Requirement | Give the number of lines in this listing that contain "munkaszervezete", with no other words.

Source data
========

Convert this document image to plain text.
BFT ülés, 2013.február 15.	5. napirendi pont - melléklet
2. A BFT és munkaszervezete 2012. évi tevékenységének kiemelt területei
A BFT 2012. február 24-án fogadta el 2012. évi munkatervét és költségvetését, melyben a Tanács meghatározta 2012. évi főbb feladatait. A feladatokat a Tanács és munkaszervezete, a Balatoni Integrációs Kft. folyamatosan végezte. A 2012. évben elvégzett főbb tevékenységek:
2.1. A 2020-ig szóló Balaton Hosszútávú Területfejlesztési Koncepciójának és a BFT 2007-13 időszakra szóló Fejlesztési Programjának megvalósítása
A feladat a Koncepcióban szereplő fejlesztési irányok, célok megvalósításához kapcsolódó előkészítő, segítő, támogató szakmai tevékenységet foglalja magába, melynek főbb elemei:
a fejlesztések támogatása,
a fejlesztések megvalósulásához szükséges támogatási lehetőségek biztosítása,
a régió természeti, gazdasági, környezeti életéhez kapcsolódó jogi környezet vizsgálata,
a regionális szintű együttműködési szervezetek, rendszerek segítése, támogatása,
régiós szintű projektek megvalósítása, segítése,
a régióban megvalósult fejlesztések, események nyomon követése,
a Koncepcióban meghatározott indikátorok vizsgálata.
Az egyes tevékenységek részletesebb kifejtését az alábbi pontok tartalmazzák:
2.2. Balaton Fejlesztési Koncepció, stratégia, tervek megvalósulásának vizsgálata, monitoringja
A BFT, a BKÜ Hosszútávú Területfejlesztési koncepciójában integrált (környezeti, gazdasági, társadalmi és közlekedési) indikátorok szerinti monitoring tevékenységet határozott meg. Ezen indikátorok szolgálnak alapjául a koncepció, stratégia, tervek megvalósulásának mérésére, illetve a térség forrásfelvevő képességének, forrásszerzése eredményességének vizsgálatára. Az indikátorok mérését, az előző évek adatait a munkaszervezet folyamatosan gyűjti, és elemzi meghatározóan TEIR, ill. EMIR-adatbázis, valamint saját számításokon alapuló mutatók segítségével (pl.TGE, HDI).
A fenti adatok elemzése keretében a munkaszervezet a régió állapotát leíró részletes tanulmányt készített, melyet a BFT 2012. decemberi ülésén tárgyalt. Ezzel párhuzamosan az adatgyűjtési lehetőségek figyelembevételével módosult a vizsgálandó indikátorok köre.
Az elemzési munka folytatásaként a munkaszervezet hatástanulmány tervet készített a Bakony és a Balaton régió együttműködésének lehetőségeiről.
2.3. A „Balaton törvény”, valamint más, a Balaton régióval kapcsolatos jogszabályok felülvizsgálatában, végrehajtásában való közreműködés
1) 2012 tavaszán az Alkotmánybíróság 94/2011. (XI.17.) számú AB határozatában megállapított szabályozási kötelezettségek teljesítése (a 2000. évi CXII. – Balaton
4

========

Answer to this task | 2